#### [Exercise]
Look over the lines below. Report each one that includes the string "April".

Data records
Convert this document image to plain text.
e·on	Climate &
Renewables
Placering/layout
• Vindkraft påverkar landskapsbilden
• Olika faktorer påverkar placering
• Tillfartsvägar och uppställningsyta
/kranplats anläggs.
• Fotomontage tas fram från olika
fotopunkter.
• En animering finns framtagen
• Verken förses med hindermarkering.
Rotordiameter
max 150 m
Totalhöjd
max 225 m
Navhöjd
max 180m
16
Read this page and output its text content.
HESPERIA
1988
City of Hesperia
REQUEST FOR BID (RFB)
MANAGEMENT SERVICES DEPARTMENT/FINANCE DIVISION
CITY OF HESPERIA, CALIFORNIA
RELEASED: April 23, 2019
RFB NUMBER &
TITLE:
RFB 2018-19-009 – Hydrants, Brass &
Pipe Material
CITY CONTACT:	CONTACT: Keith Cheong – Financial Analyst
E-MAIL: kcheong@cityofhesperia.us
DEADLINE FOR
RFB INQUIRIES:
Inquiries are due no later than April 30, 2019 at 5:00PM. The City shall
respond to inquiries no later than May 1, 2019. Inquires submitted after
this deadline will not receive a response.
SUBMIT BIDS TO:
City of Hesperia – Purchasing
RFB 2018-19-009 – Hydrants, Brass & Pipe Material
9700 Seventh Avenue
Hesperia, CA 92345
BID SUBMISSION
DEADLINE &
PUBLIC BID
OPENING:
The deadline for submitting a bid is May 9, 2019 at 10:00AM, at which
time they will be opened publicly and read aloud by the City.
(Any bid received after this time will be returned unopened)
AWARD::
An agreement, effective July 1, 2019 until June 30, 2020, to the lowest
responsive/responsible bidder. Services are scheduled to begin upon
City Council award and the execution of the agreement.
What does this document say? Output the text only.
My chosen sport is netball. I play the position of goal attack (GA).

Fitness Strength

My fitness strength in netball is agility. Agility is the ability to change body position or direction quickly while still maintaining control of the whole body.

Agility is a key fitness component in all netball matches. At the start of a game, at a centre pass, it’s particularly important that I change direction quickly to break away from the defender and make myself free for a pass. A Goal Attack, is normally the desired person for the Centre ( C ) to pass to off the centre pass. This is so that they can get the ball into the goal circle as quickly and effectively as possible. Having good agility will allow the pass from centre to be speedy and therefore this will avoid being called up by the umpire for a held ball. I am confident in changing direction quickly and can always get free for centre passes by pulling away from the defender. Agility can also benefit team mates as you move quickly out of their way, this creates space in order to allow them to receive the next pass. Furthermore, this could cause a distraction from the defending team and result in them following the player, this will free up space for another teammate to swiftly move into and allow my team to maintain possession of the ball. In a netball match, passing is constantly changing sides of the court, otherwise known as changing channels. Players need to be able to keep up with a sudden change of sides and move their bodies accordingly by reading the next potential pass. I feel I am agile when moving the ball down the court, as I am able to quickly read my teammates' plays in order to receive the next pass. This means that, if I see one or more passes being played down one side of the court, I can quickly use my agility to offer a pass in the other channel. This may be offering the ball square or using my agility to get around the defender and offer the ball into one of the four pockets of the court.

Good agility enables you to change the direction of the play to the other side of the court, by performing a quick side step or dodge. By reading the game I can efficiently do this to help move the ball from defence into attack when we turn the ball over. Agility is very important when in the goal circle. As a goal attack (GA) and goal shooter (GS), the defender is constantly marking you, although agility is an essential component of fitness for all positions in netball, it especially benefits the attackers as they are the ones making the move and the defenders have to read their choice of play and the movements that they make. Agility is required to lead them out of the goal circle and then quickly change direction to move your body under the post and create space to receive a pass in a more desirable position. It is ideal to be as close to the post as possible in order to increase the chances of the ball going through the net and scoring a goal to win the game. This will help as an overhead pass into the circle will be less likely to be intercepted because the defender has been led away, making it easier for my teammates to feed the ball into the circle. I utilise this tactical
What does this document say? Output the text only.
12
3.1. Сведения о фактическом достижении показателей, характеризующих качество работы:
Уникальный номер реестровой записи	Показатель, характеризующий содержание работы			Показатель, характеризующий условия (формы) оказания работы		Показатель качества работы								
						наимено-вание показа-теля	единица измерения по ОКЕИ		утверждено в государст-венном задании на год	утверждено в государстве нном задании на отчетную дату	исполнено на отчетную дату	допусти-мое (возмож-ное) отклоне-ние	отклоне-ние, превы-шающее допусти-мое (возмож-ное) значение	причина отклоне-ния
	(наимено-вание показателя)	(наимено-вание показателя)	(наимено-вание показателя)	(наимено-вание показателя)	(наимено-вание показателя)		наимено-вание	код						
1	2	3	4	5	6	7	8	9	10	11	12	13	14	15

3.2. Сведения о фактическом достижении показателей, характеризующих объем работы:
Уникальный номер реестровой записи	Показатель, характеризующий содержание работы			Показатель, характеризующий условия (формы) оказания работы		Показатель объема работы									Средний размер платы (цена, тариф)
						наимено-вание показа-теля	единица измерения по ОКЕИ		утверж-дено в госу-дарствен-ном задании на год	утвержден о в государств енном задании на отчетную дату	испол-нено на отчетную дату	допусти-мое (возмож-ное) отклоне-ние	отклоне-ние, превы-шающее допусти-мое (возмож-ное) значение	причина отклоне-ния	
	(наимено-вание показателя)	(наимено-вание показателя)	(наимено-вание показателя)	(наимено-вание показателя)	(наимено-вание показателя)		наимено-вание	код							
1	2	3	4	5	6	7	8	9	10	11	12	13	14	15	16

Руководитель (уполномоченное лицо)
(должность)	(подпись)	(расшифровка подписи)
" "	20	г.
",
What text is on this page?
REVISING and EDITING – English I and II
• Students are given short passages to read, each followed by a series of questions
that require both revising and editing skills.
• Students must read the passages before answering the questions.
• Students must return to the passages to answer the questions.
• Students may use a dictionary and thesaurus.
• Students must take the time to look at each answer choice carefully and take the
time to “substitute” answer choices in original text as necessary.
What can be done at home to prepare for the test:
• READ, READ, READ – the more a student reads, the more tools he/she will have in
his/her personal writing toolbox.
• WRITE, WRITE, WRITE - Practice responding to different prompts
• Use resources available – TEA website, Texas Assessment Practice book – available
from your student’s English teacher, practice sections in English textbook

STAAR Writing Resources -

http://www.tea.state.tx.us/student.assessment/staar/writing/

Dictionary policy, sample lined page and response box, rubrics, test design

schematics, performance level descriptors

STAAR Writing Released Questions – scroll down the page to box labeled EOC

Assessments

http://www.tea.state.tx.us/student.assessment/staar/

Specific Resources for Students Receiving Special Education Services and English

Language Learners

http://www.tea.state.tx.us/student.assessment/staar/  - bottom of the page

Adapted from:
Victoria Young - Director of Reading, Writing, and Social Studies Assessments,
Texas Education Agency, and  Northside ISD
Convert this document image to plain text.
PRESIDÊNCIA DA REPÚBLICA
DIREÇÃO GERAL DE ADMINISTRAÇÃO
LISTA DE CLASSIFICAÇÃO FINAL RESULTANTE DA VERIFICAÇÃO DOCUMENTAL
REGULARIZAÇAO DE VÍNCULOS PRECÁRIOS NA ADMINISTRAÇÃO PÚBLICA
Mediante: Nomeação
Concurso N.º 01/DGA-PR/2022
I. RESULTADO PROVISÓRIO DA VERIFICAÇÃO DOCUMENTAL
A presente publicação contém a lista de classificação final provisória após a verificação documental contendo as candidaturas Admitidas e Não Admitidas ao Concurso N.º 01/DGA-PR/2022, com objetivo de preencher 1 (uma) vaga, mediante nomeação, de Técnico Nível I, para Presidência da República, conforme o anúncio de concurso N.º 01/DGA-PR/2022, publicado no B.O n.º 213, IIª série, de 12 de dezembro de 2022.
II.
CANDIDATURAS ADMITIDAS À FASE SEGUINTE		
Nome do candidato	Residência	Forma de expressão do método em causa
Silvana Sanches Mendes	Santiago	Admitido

#### [Finished task]
RELEASED: April 23, 2019
Inquiries are due no later than April 30, 2019 at 5:00PM. The City shall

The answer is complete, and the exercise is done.